Items from a figure collection:
|---|

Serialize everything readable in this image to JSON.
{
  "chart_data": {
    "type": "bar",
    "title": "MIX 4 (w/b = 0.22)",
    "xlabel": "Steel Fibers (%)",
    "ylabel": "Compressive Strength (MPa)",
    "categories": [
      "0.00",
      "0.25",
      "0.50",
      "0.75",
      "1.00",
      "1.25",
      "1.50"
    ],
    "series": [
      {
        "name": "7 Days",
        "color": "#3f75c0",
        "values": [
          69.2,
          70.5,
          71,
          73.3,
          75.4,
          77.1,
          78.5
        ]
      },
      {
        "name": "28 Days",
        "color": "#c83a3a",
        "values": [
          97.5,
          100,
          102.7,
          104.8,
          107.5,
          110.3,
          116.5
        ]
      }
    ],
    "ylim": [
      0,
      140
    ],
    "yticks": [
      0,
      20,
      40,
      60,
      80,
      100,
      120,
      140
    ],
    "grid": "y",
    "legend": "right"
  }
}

|---|

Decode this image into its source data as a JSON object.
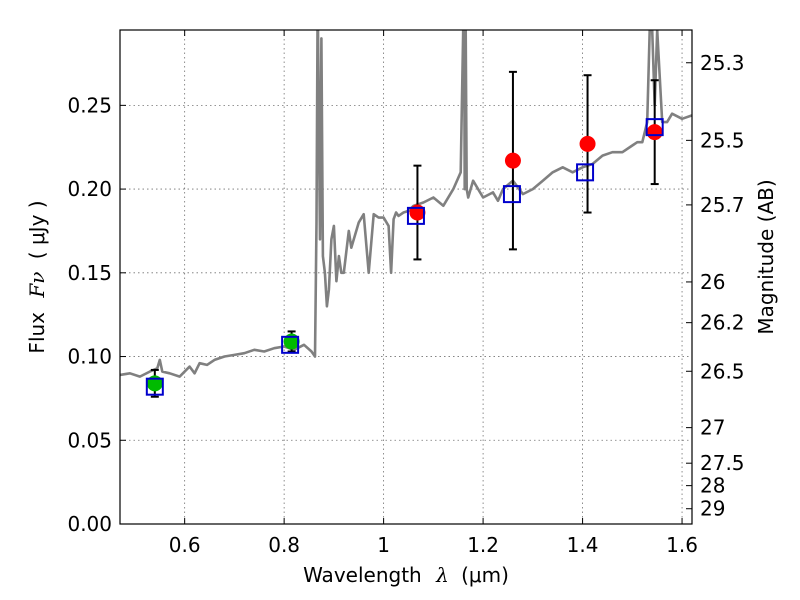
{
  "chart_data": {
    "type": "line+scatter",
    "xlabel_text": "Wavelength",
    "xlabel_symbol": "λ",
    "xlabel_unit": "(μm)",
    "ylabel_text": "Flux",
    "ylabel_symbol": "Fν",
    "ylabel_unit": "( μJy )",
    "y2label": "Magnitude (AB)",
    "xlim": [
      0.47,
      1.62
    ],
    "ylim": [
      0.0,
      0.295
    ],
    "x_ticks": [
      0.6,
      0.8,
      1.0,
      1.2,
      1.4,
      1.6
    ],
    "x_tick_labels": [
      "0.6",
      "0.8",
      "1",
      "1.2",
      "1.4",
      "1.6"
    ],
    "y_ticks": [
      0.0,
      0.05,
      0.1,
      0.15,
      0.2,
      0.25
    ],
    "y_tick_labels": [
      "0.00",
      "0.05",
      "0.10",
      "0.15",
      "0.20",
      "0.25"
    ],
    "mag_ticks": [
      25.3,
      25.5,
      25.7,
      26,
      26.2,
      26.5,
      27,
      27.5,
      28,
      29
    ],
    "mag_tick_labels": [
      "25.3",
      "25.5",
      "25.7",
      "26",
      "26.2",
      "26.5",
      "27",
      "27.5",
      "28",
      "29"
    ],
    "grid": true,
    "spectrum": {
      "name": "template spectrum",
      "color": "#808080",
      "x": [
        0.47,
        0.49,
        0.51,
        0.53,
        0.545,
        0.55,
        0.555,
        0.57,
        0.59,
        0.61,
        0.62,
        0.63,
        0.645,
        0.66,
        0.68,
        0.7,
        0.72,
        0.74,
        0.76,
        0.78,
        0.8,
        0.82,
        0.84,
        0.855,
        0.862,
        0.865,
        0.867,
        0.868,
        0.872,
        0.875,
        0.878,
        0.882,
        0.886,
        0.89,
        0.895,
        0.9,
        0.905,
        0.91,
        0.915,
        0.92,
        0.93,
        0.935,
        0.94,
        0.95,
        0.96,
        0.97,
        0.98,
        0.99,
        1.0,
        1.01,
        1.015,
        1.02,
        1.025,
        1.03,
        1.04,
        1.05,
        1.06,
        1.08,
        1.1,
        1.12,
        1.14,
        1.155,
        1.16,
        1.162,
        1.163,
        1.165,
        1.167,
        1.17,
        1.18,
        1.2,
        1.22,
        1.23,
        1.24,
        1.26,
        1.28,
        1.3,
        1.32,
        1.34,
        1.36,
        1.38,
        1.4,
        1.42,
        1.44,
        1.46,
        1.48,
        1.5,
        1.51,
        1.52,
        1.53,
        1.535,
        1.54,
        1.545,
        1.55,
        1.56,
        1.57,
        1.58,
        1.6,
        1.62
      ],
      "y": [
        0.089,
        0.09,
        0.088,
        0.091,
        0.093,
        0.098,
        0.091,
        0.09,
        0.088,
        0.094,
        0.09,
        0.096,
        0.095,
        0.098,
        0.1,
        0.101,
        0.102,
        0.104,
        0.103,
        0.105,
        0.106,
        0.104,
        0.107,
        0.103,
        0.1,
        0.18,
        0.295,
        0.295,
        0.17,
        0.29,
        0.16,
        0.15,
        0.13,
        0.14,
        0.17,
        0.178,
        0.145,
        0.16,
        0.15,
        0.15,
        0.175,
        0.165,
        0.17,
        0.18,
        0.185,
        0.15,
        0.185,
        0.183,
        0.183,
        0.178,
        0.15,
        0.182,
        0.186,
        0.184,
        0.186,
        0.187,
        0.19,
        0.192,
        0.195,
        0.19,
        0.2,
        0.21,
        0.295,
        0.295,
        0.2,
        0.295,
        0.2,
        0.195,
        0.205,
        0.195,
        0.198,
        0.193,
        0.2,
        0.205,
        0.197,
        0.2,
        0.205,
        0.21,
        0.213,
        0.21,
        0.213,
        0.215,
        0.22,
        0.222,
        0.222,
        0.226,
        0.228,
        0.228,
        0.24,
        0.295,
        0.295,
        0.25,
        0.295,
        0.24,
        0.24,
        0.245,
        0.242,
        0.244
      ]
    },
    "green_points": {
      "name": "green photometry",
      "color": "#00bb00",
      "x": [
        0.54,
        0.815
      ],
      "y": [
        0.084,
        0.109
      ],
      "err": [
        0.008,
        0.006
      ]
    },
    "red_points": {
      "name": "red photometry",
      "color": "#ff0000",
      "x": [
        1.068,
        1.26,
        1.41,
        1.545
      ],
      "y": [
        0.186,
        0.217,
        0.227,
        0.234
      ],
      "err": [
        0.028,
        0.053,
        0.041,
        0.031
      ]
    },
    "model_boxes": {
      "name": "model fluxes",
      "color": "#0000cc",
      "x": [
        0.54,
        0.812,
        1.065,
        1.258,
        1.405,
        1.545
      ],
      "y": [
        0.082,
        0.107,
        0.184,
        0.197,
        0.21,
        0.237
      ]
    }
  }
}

|---|

### [Short problem]
Find every line in the entries that includes the word "image", then state how many there are and nothing else.

### [Task response]
2